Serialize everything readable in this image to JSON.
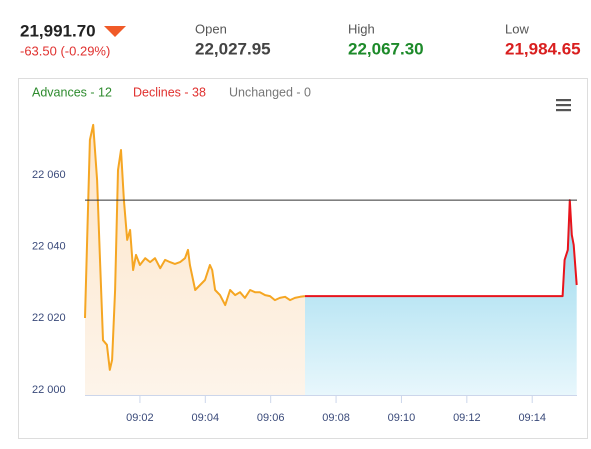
{
  "header": {
    "price": "21,991.70",
    "change": "-63.50 (-0.29%)",
    "open_label": "Open",
    "open_value": "22,027.95",
    "high_label": "High",
    "high_value": "22,067.30",
    "low_label": "Low",
    "low_value": "21,984.65"
  },
  "breadth": {
    "advances": "Advances - 12",
    "declines": "Declines - 38",
    "unchanged": "Unchanged - 0"
  },
  "chart_data": {
    "type": "area",
    "xlim": [
      540.32,
      555.37
    ],
    "ylim": [
      21998.6,
      22077.6
    ],
    "xticks": [
      {
        "value": 542,
        "label": "09:02"
      },
      {
        "value": 544,
        "label": "09:04"
      },
      {
        "value": 546,
        "label": "09:06"
      },
      {
        "value": 548,
        "label": "09:08"
      },
      {
        "value": 550,
        "label": "09:10"
      },
      {
        "value": 552,
        "label": "09:12"
      },
      {
        "value": 554,
        "label": "09:14"
      }
    ],
    "yticks": [
      {
        "value": 22000,
        "label": "22 000"
      },
      {
        "value": 22020,
        "label": "22 020"
      },
      {
        "value": 22040,
        "label": "22 040"
      },
      {
        "value": 22060,
        "label": "22 060"
      }
    ],
    "reference_line": 22053,
    "series": [
      {
        "color": "#f5a623",
        "area_color": "#fde5c8",
        "x": [
          540.32,
          540.47,
          540.57,
          540.69,
          540.78,
          540.87,
          540.99,
          541.08,
          541.15,
          541.24,
          541.33,
          541.42,
          541.51,
          541.61,
          541.7,
          541.79,
          541.88,
          542.0,
          542.16,
          542.31,
          542.46,
          542.62,
          542.77,
          542.92,
          543.07,
          543.23,
          543.38,
          543.47,
          543.53,
          543.69,
          543.84,
          543.99,
          544.14,
          544.21,
          544.3,
          544.45,
          544.61,
          544.76,
          544.91,
          545.06,
          545.21,
          545.37,
          545.52,
          545.67,
          545.83,
          545.98,
          546.13,
          546.28,
          546.44,
          546.59,
          546.74,
          546.9,
          547.05
        ],
        "values": [
          22020.1,
          22069.8,
          22074.0,
          22058.6,
          22036.3,
          22013.9,
          22012.6,
          22005.6,
          22008.4,
          22027.9,
          22061.4,
          22067.0,
          22053.0,
          22041.9,
          22044.7,
          22033.5,
          22037.7,
          22034.9,
          22036.8,
          22035.7,
          22036.8,
          22034.0,
          22036.3,
          22035.7,
          22035.2,
          22035.7,
          22036.8,
          22039.1,
          22034.9,
          22027.9,
          22029.3,
          22030.7,
          22034.9,
          22033.5,
          22027.9,
          22026.5,
          22023.7,
          22027.9,
          22026.5,
          22027.3,
          22025.7,
          22027.9,
          22027.3,
          22027.3,
          22026.5,
          22026.2,
          22025.1,
          22025.7,
          22026.0,
          22025.1,
          22025.7,
          22026.0,
          22026.2
        ]
      },
      {
        "color": "#e8141c",
        "area_color": "#8fd5ec",
        "x": [
          547.05,
          554.93,
          554.99,
          555.09,
          555.15,
          555.21,
          555.27,
          555.36
        ],
        "values": [
          22026.2,
          22026.2,
          22036.3,
          22039.1,
          22053.0,
          22043.3,
          22040.5,
          22029.3
        ]
      }
    ]
  }
}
——
■ **Direction**
Copy out each record shown above without alteration, skipping any picture.

■ **Response to the exercise**
Serialize everything readable in this image to JSON.
{
  "header": {
    "price": "21,991.70",
    "change": "-63.50 (-0.29%)",
    "open_label": "Open",
    "open_value": "22,027.95",
    "high_label": "High",
    "high_value": "22,067.30",
    "low_label": "Low",
    "low_value": "21,984.65"
  },
  "breadth": {
    "advances": "Advances - 12",
    "declines": "Declines - 38",
    "unchanged": "Unchanged - 0"
  },
  "chart_data": {
    "type": "area",
    "xlim": [
      540.32,
      555.37
    ],
    "ylim": [
      21998.6,
      22077.6
    ],
    "xticks": [
      {
        "value": 542,
        "label": "09:02"
      },
      {
        "value": 544,
        "label": "09:04"
      },
      {
        "value": 546,
        "label": "09:06"
      },
      {
        "value": 548,
        "label": "09:08"
      },
      {
        "value": 550,
        "label": "09:10"
      },
      {
        "value": 552,
        "label": "09:12"
      },
      {
        "value": 554,
        "label": "09:14"
      }
    ],
    "yticks": [
      {
        "value": 22000,
        "label": "22 000"
      },
      {
        "value": 22020,
        "label": "22 020"
      },
      {
        "value": 22040,
        "label": "22 040"
      },
      {
        "value": 22060,
        "label": "22 060"
      }
    ],
    "reference_line": 22053,
    "series": [
      {
        "color": "#f5a623",
        "area_color": "#fde5c8",
        "x": [
          540.32,
          540.47,
          540.57,
          540.69,
          540.78,
          540.87,
          540.99,
          541.08,
          541.15,
          541.24,
          541.33,
          541.42,
          541.51,
          541.61,
          541.7,
          541.79,
          541.88,
          542.0,
          542.16,
          542.31,
          542.46,
          542.62,
          542.77,
          542.92,
          543.07,
          543.23,
          543.38,
          543.47,
          543.53,
          543.69,
          543.84,
          543.99,
          544.14,
          544.21,
          544.3,
          544.45,
          544.61,
          544.76,
          544.91,
          545.06,
          545.21,
          545.37,
          545.52,
          545.67,
          545.83,
          545.98,
          546.13,
          546.28,
          546.44,
          546.59,
          546.74,
          546.9,
          547.05
        ],
        "values": [
          22020.1,
          22069.8,
          22074.0,
          22058.6,
          22036.3,
          22013.9,
          22012.6,
          22005.6,
          22008.4,
          22027.9,
          22061.4,
          22067.0,
          22053.0,
          22041.9,
          22044.7,
          22033.5,
          22037.7,
          22034.9,
          22036.8,
          22035.7,
          22036.8,
          22034.0,
          22036.3,
          22035.7,
          22035.2,
          22035.7,
          22036.8,
          22039.1,
          22034.9,
          22027.9,
          22029.3,
          22030.7,
          22034.9,
          22033.5,
          22027.9,
          22026.5,
          22023.7,
          22027.9,
          22026.5,
          22027.3,
          22025.7,
          22027.9,
          22027.3,
          22027.3,
          22026.5,
          22026.2,
          22025.1,
          22025.7,
          22026.0,
          22025.1,
          22025.7,
          22026.0,
          22026.2
        ]
      },
      {
        "color": "#e8141c",
        "area_color": "#8fd5ec",
        "x": [
          547.05,
          554.93,
          554.99,
          555.09,
          555.15,
          555.21,
          555.27,
          555.36
        ],
        "values": [
          22026.2,
          22026.2,
          22036.3,
          22039.1,
          22053.0,
          22043.3,
          22040.5,
          22029.3
        ]
      }
    ]
  }
}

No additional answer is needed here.